_TASK PROMPT_: The records below must be duplicated exactly, character for character.

## Start MATERIAL FOR THIS EXERCISE

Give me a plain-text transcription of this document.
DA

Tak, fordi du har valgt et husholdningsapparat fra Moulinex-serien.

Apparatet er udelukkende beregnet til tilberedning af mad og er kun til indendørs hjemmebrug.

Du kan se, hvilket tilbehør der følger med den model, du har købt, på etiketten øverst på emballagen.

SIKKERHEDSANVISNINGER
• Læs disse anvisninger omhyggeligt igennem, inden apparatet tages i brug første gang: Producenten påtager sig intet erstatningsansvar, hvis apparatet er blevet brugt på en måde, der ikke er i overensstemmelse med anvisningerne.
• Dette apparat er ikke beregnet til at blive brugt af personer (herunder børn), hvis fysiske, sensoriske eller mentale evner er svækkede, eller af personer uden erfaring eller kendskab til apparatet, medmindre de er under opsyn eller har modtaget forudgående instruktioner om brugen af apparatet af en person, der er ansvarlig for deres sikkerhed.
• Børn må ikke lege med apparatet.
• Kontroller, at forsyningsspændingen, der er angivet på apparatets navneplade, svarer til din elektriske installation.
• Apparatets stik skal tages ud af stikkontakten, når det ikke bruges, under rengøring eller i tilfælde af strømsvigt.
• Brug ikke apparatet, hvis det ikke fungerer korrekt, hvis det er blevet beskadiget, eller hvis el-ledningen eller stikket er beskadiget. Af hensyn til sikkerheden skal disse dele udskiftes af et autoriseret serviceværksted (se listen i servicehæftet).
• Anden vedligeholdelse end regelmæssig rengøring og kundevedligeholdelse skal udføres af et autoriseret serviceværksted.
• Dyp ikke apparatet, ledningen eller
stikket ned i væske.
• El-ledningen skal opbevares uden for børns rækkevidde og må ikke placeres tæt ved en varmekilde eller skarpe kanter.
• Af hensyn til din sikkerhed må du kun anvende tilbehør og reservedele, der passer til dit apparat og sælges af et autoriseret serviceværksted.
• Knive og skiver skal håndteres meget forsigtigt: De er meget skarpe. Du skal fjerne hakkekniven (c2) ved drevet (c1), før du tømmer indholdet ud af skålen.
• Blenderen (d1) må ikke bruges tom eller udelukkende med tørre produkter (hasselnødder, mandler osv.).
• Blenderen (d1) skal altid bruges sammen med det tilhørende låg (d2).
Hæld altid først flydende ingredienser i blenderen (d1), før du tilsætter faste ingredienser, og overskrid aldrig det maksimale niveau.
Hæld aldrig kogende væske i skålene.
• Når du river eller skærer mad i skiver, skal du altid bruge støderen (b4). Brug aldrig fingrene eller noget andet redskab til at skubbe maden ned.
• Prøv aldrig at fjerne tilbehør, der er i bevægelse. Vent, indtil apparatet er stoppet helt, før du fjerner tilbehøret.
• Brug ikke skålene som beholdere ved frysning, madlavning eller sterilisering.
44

## End MATERIAL FOR THIS EXERCISE

_RESPONSE FOR THIS EXERCISE_:
Give me a plain-text transcription of this document.
DA

Tak, fordi du har valgt et husholdningsapparat fra Moulinex-serien.

Apparatet er udelukkende beregnet til tilberedning af mad og er kun til indendørs hjemmebrug.

Du kan se, hvilket tilbehør der følger med den model, du har købt, på etiketten øverst på emballagen.

SIKKERHEDSANVISNINGER
• Læs disse anvisninger omhyggeligt igennem, inden apparatet tages i brug første gang: Producenten påtager sig intet erstatningsansvar, hvis apparatet er blevet brugt på en måde, der ikke er i overensstemmelse med anvisningerne.
• Dette apparat er ikke beregnet til at blive brugt af personer (herunder børn), hvis fysiske, sensoriske eller mentale evner er svækkede, eller af personer uden erfaring eller kendskab til apparatet, medmindre de er under opsyn eller har modtaget forudgående instruktioner om brugen af apparatet af en person, der er ansvarlig for deres sikkerhed.
• Børn må ikke lege med apparatet.
• Kontroller, at forsyningsspændingen, der er angivet på apparatets navneplade, svarer til din elektriske installation.
• Apparatets stik skal tages ud af stikkontakten, når det ikke bruges, under rengøring eller i tilfælde af strømsvigt.
• Brug ikke apparatet, hvis det ikke fungerer korrekt, hvis det er blevet beskadiget, eller hvis el-ledningen eller stikket er beskadiget. Af hensyn til sikkerheden skal disse dele udskiftes af et autoriseret serviceværksted (se listen i servicehæftet).
• Anden vedligeholdelse end regelmæssig rengøring og kundevedligeholdelse skal udføres af et autoriseret serviceværksted.
• Dyp ikke apparatet, ledningen eller
stikket ned i væske.
• El-ledningen skal opbevares uden for børns rækkevidde og må ikke placeres tæt ved en varmekilde eller skarpe kanter.
• Af hensyn til din sikkerhed må du kun anvende tilbehør og reservedele, der passer til dit apparat og sælges af et autoriseret serviceværksted.
• Knive og skiver skal håndteres meget forsigtigt: De er meget skarpe. Du skal fjerne hakkekniven (c2) ved drevet (c1), før du tømmer indholdet ud af skålen.
• Blenderen (d1) må ikke bruges tom eller udelukkende med tørre produkter (hasselnødder, mandler osv.).
• Blenderen (d1) skal altid bruges sammen med det tilhørende låg (d2).
Hæld altid først flydende ingredienser i blenderen (d1), før du tilsætter faste ingredienser, og overskrid aldrig det maksimale niveau.
Hæld aldrig kogende væske i skålene.
• Når du river eller skærer mad i skiver, skal du altid bruge støderen (b4). Brug aldrig fingrene eller noget andet redskab til at skubbe maden ned.
• Prøv aldrig at fjerne tilbehør, der er i bevægelse. Vent, indtil apparatet er stoppet helt, før du fjerner tilbehøret.
• Brug ikke skålene som beholdere ved frysning, madlavning eller sterilisering.
44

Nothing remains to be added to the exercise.